GIVEN REQUEST: Gather every line of the material that contains the string "with".

GIVEN RECORDS:
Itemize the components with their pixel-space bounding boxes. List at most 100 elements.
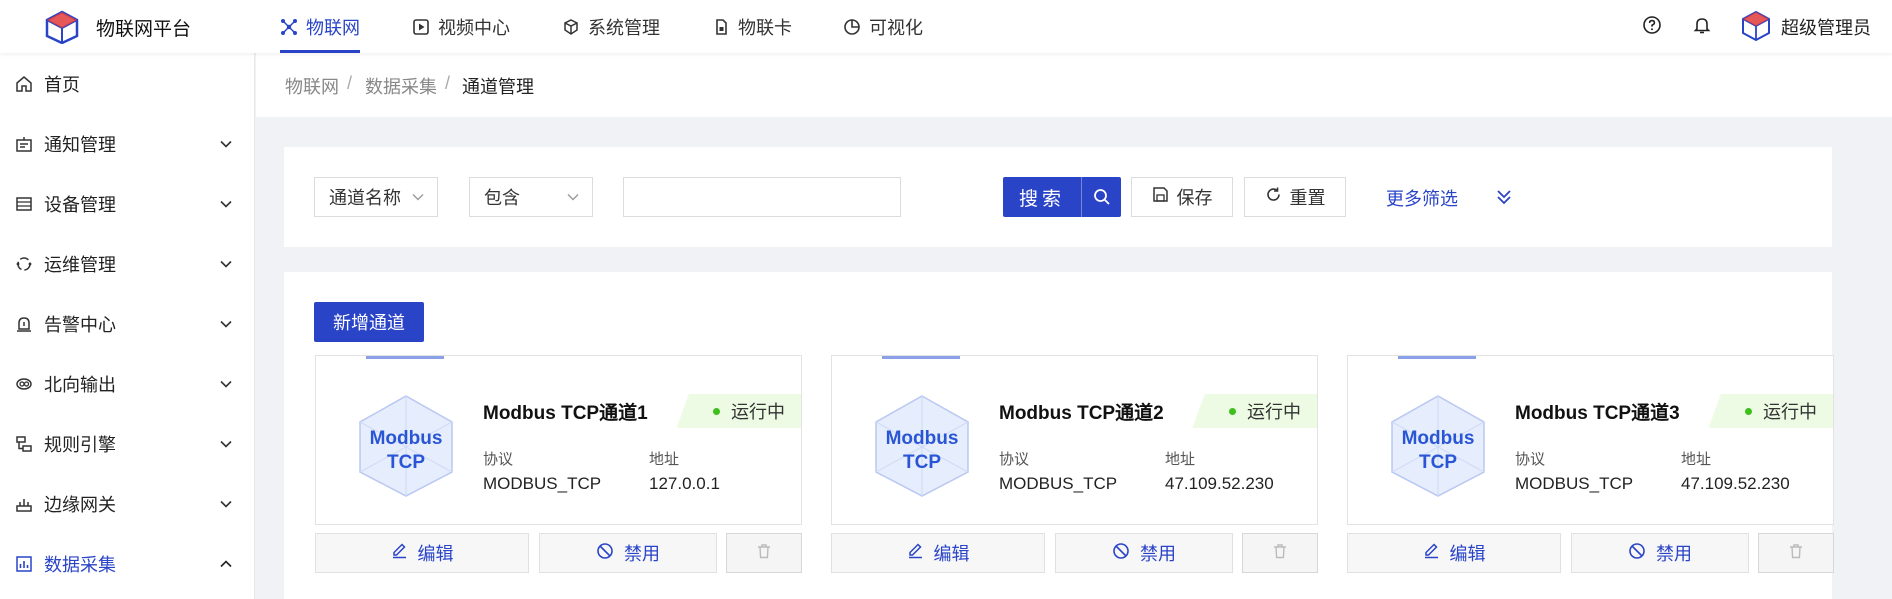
reset-icon [1265, 186, 1282, 208]
double-chevron-down-icon[interactable] [1494, 187, 1514, 207]
search-icon [1082, 188, 1121, 206]
sidebar-item-data-collect[interactable]: 数据采集 [0, 544, 255, 584]
sidebar-item-label: 规则引擎 [44, 435, 116, 455]
hex-text-line2: TCP [903, 452, 941, 473]
sidebar-item-gateway[interactable]: 边缘网关 [0, 484, 255, 524]
sidebar-item-output[interactable]: 北向输出 [0, 364, 255, 404]
chevron-down-icon [218, 136, 234, 152]
topnav-iot[interactable]: 物联网 [280, 0, 360, 53]
rule-icon [14, 434, 34, 454]
disable-button-label: 禁用 [1140, 544, 1176, 564]
home-icon [14, 74, 34, 94]
address-label: 地址 [1681, 451, 1712, 468]
sidebar-item-label: 告警中心 [44, 315, 116, 335]
user-name[interactable]: 超级管理员 [1781, 14, 1871, 40]
chevron-down-icon [412, 194, 424, 201]
status-dot [1745, 408, 1752, 415]
edit-icon [907, 542, 924, 564]
search-panel: 通道名称 包含 搜索 保存 重置 更多筛选 [284, 147, 1832, 247]
field-select[interactable]: 通道名称 [314, 177, 438, 217]
sidebar-item-alarm[interactable]: 告警中心 [0, 304, 255, 344]
sidebar-item-rule[interactable]: 规则引擎 [0, 424, 255, 464]
edit-button[interactable]: 编辑 [1347, 533, 1561, 573]
topnav-label: 物联卡 [738, 17, 792, 38]
edit-button-label: 编辑 [933, 544, 970, 564]
hex-text-line1: Modbus [1402, 428, 1475, 449]
output-icon [14, 374, 34, 394]
edit-button[interactable]: 编辑 [831, 533, 1045, 573]
topnav-video[interactable]: 视频中心 [412, 0, 510, 53]
sidebar-item-label: 首页 [44, 75, 80, 95]
channel-list-panel: 新增通道 Modbus TCP Modbus TCP通道1 运行中 协议 地址 … [284, 272, 1834, 599]
pie-chart-icon [843, 18, 861, 36]
topnav-iot-card[interactable]: 物联卡 [712, 0, 792, 53]
operator-select[interactable]: 包含 [469, 177, 593, 217]
trash-icon [1788, 543, 1804, 564]
device-icon [14, 194, 34, 214]
modbus-tcp-hex-icon: Modbus TCP [1391, 395, 1485, 497]
hex-text-line1: Modbus [370, 428, 443, 449]
delete-button[interactable] [1758, 533, 1834, 573]
ops-icon [14, 254, 34, 274]
channel-card[interactable]: Modbus TCP Modbus TCP通道3 运行中 协议 地址 MODBU… [1347, 355, 1834, 525]
search-input[interactable] [623, 177, 901, 217]
chevron-down-icon [218, 436, 234, 452]
sidebar-item-home[interactable]: 首页 [0, 64, 255, 104]
data-collect-icon [14, 554, 34, 574]
disable-button[interactable]: 禁用 [1571, 533, 1749, 573]
card-title: Modbus TCP通道3 [1515, 403, 1680, 424]
edit-button[interactable]: 编辑 [315, 533, 529, 573]
more-filter-link[interactable]: 更多筛选 [1386, 185, 1458, 211]
search-button[interactable]: 搜索 [1003, 177, 1121, 217]
chevron-down-icon [567, 194, 579, 201]
breadcrumb-item[interactable]: 物联网 [285, 73, 339, 99]
cube-logo-icon[interactable] [44, 10, 80, 44]
status-badge: 运行中 [1187, 394, 1317, 428]
gateway-icon [14, 494, 34, 514]
save-icon [1152, 186, 1169, 208]
alarm-icon [14, 314, 34, 334]
protocol-label: 协议 [999, 451, 1030, 468]
disable-button[interactable]: 禁用 [1055, 533, 1233, 573]
breadcrumb: 物联网 / 数据采集 / 通道管理 [256, 53, 1892, 117]
edit-button-label: 编辑 [1449, 544, 1486, 564]
address-label: 地址 [1165, 451, 1196, 468]
search-button-label: 搜索 [1018, 188, 1065, 210]
delete-button[interactable] [1242, 533, 1318, 573]
modbus-tcp-hex-icon: Modbus TCP [875, 395, 969, 497]
status-dot [713, 408, 720, 415]
delete-button[interactable] [726, 533, 802, 573]
save-button[interactable]: 保存 [1131, 177, 1233, 217]
save-button-label: 保存 [1176, 188, 1213, 208]
add-channel-button[interactable]: 新增通道 [314, 302, 424, 342]
avatar[interactable] [1740, 10, 1772, 42]
help-icon[interactable] [1641, 14, 1663, 36]
status-dot [1229, 408, 1236, 415]
box-icon [562, 18, 580, 36]
bell-icon[interactable] [1691, 14, 1713, 36]
sidebar-item-device[interactable]: 设备管理 [0, 184, 255, 224]
breadcrumb-separator: / [347, 73, 353, 93]
topnav-system[interactable]: 系统管理 [562, 0, 660, 53]
channel-card[interactable]: Modbus TCP Modbus TCP通道1 运行中 协议 地址 MODBU… [315, 355, 802, 525]
disable-button[interactable]: 禁用 [539, 533, 717, 573]
reset-button[interactable]: 重置 [1244, 177, 1346, 217]
modbus-tcp-hex-icon: Modbus TCP [359, 395, 453, 497]
chevron-down-icon [218, 256, 234, 272]
topnav-label: 物联网 [306, 17, 360, 38]
sidebar-item-label: 设备管理 [44, 195, 116, 215]
breadcrumb-item[interactable]: 数据采集 [365, 73, 437, 99]
sidebar-item-ops[interactable]: 运维管理 [0, 244, 255, 284]
play-icon [412, 18, 430, 36]
breadcrumb-separator: / [445, 73, 451, 93]
status-badge: 运行中 [1703, 394, 1833, 428]
topnav-visual[interactable]: 可视化 [843, 0, 923, 53]
sidebar-item-notice[interactable]: 通知管理 [0, 124, 255, 164]
sidebar-item-label: 北向输出 [44, 375, 116, 395]
field-select-value: 通道名称 [329, 188, 401, 208]
edit-button-label: 编辑 [417, 544, 454, 564]
status-badge: 运行中 [671, 394, 801, 428]
iot-icon [280, 18, 298, 36]
trash-icon [1272, 543, 1288, 564]
channel-card[interactable]: Modbus TCP Modbus TCP通道2 运行中 协议 地址 MODBU… [831, 355, 1318, 525]
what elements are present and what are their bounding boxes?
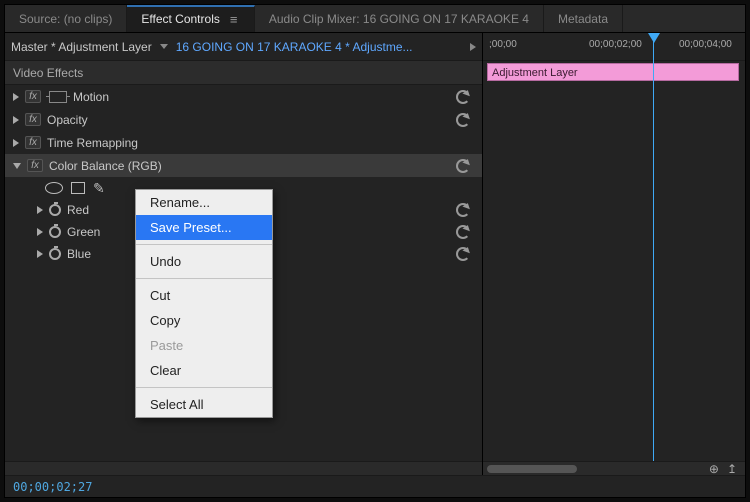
effect-label: Color Balance (RGB) — [49, 159, 162, 173]
go-to-sequence-icon[interactable] — [470, 43, 476, 51]
tab-audio-clip-mixer[interactable]: Audio Clip Mixer: 16 GOING ON 17 KARAOKE… — [255, 5, 544, 32]
menu-item-save-preset[interactable]: Save Preset... — [136, 215, 272, 240]
menu-separator — [136, 387, 272, 388]
breadcrumb-master[interactable]: Master * Adjustment Layer — [11, 40, 152, 54]
effect-controls-panel: Source: (no clips) Effect Controls Audio… — [4, 4, 746, 498]
fx-enabled-badge[interactable]: fx — [25, 90, 41, 103]
timeline-scrollbar: ⊕ ↥ — [483, 461, 745, 475]
section-header-video-effects: Video Effects — [5, 61, 482, 85]
stopwatch-icon[interactable] — [49, 204, 61, 216]
tab-metadata[interactable]: Metadata — [544, 5, 623, 32]
left-scrollbar[interactable] — [5, 461, 482, 475]
fx-enabled-badge[interactable]: fx — [25, 136, 41, 149]
twisty-icon[interactable] — [37, 250, 43, 258]
fx-enabled-badge[interactable]: fx — [25, 113, 41, 126]
menu-item-clear[interactable]: Clear — [136, 358, 272, 383]
panel-menu-icon[interactable] — [230, 12, 240, 27]
ruler-tick: 00;00;04;00 — [679, 39, 732, 50]
context-menu: Rename... Save Preset... Undo Cut Copy P… — [135, 189, 273, 418]
menu-item-paste: Paste — [136, 333, 272, 358]
twisty-icon[interactable] — [37, 228, 43, 236]
clip-bar[interactable]: Adjustment Layer — [487, 63, 739, 81]
tab-label: Metadata — [558, 12, 608, 26]
playhead-line — [653, 41, 654, 461]
panel-tabbar: Source: (no clips) Effect Controls Audio… — [5, 5, 745, 33]
fx-enabled-badge[interactable]: fx — [27, 159, 43, 172]
twisty-icon[interactable] — [13, 139, 19, 147]
reset-icon[interactable] — [456, 247, 470, 261]
twisty-icon[interactable] — [13, 163, 21, 169]
tab-source[interactable]: Source: (no clips) — [5, 5, 127, 32]
pen-mask-icon[interactable]: ✎ — [93, 180, 105, 197]
stopwatch-icon[interactable] — [49, 248, 61, 260]
zoom-scrollbar-thumb[interactable] — [487, 465, 577, 473]
section-label: Video Effects — [13, 66, 83, 80]
master-track-row: Adjustment Layer — [483, 61, 745, 85]
param-label: Blue — [67, 247, 91, 261]
reset-icon[interactable] — [456, 90, 470, 104]
param-label: Red — [67, 203, 89, 217]
playhead-icon[interactable] — [648, 33, 660, 43]
tab-label: Audio Clip Mixer: 16 GOING ON 17 KARAOKE… — [269, 12, 529, 26]
clip-bar-label: Adjustment Layer — [492, 67, 578, 79]
clip-breadcrumb: Master * Adjustment Layer 16 GOING ON 17… — [5, 33, 482, 61]
current-timecode[interactable]: 00;00;02;27 — [13, 480, 92, 494]
chevron-down-icon[interactable] — [160, 44, 168, 49]
effect-label: Motion — [73, 90, 109, 104]
ruler-tick: 00;00;02;00 — [589, 39, 642, 50]
timeline-pane: ;00;00 00;00;02;00 00;00;04;00 Adjustmen… — [483, 33, 745, 475]
tab-label: Effect Controls — [141, 12, 219, 26]
menu-separator — [136, 244, 272, 245]
tab-effect-controls[interactable]: Effect Controls — [127, 5, 254, 32]
menu-item-rename[interactable]: Rename... — [136, 190, 272, 215]
menu-item-cut[interactable]: Cut — [136, 283, 272, 308]
effect-row-opacity[interactable]: fx Opacity — [5, 108, 482, 131]
motion-bounds-icon[interactable] — [49, 91, 67, 103]
status-bar: 00;00;02;27 — [5, 475, 745, 497]
effect-row-color-balance[interactable]: fx Color Balance (RGB) — [5, 154, 482, 177]
reset-icon[interactable] — [456, 203, 470, 217]
ellipse-mask-icon[interactable] — [45, 182, 63, 194]
effect-row-motion[interactable]: fx Motion — [5, 85, 482, 108]
effect-label: Opacity — [47, 113, 88, 127]
reset-icon[interactable] — [456, 159, 470, 173]
ruler-tick: ;00;00 — [489, 39, 517, 50]
reset-icon[interactable] — [456, 113, 470, 127]
time-ruler[interactable]: ;00;00 00;00;02;00 00;00;04;00 — [483, 33, 745, 61]
twisty-icon[interactable] — [13, 116, 19, 124]
effect-row-time-remapping[interactable]: fx Time Remapping — [5, 131, 482, 154]
zoom-icon[interactable]: ⊕ — [709, 462, 719, 476]
export-icon[interactable]: ↥ — [727, 462, 737, 476]
param-label: Green — [67, 225, 100, 239]
effect-label: Time Remapping — [47, 136, 138, 150]
rectangle-mask-icon[interactable] — [71, 182, 85, 194]
twisty-icon[interactable] — [13, 93, 19, 101]
menu-item-copy[interactable]: Copy — [136, 308, 272, 333]
menu-item-undo[interactable]: Undo — [136, 249, 272, 274]
reset-icon[interactable] — [456, 225, 470, 239]
menu-separator — [136, 278, 272, 279]
stopwatch-icon[interactable] — [49, 226, 61, 238]
tab-label: Source: (no clips) — [19, 12, 112, 26]
breadcrumb-clip[interactable]: 16 GOING ON 17 KARAOKE 4 * Adjustme... — [176, 40, 413, 54]
twisty-icon[interactable] — [37, 206, 43, 214]
menu-item-select-all[interactable]: Select All — [136, 392, 272, 417]
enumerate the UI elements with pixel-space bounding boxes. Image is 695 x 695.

RESULT OF THE EXERCISE:
Itemize the components with their pixel-space bounding boxes. List at most 100 elements.
enumerate the UI elements with pixel-space bounding boxes. Image is 695 x 695.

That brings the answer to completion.